*Task to carry out:*
Scan the material that follows. Copy every line containing the word "atténuer".

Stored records
○ ○ ○ ○
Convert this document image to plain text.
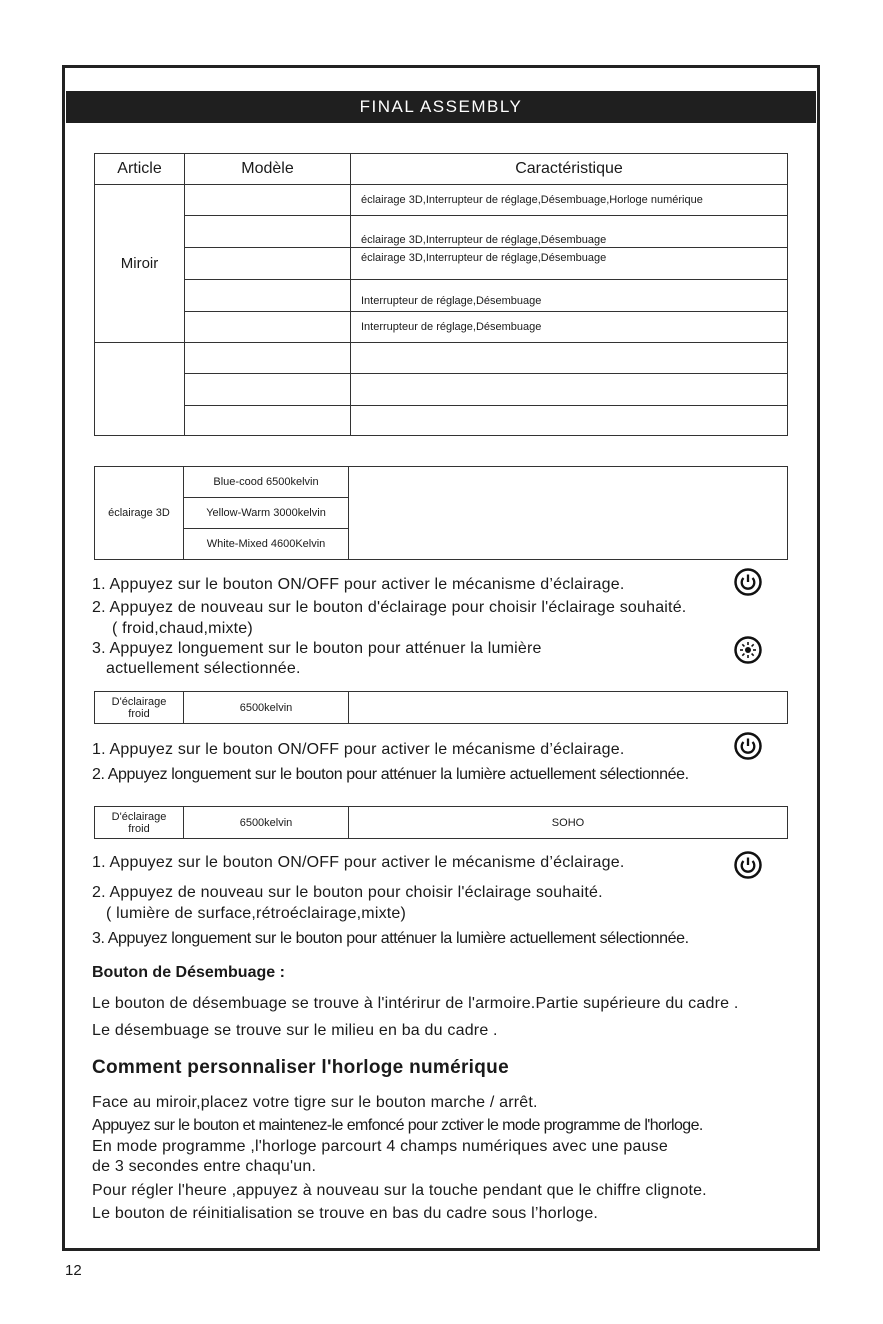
FINAL ASSEMBLY
Article	Modèle	Caractéristique
Miroir		éclairage 3D,Interrupteur de réglage,Désembuage,Horloge numérique
		éclairage 3D,Interrupteur de réglage,Désembuage
		éclairage 3D,Interrupteur de réglage,Désembuage
		Interrupteur de réglage,Désembuage
		Interrupteur de réglage,Désembuage

éclairage 3D	Blue-cood 6500kelvin	
Yellow-Warm 3000kelvin
White-Mixed 4600Kelvin
1. Appuyez sur le bouton ON/OFF pour activer le mécanisme d’éclairage.
2. Appuyez de nouveau sur le bouton d'éclairage pour choisir l'éclairage souhaité.
( froid,chaud,mixte)
3. Appuyez longuement sur le bouton pour atténuer la lumière
actuellement sélectionnée.
D'éclairage
froid	6500kelvin	
1. Appuyez sur le bouton ON/OFF pour activer le mécanisme d’éclairage.
2. Appuyez longuement sur le bouton pour atténuer la lumière actuellement sélectionnée.
D'éclairage
froid	6500kelvin	SOHO
1. Appuyez sur le bouton ON/OFF pour activer le mécanisme d’éclairage.
2. Appuyez de nouveau sur le bouton pour choisir l'éclairage souhaité.
( lumière de surface,rétroéclairage,mixte)
3. Appuyez longuement sur le bouton pour atténuer la lumière actuellement sélectionnée.
Bouton de Désembuage :
Le bouton de désembuage se trouve à l'intérirur de l'armoire.Partie supérieure du cadre .
Le désembuage se trouve sur le milieu en ba du cadre .
Comment personnaliser l'horloge numérique
Face au miroir,placez votre tigre sur le bouton marche / arrêt.
Appuyez sur le bouton et maintenez-le emfoncé pour zctiver le mode programme de l'horloge.
En mode programme ,l'horloge parcourt 4 champs numériques avec une pause
de 3 secondes entre chaqu'un.
Pour régler l'heure ,appuyez à nouveau sur la touche pendant que le chiffre clignote.
Le bouton de réinitialisation se trouve en bas du cadre sous l’horloge.
12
○ ○ ○ ○
*Answer to the problem:*
3. Appuyez longuement sur le bouton pour atténuer la lumière
2. Appuyez longuement sur le bouton pour atténuer la lumière actuellement sélectionnée.
3. Appuyez longuement sur le bouton pour atténuer la lumière actuellement sélectionnée.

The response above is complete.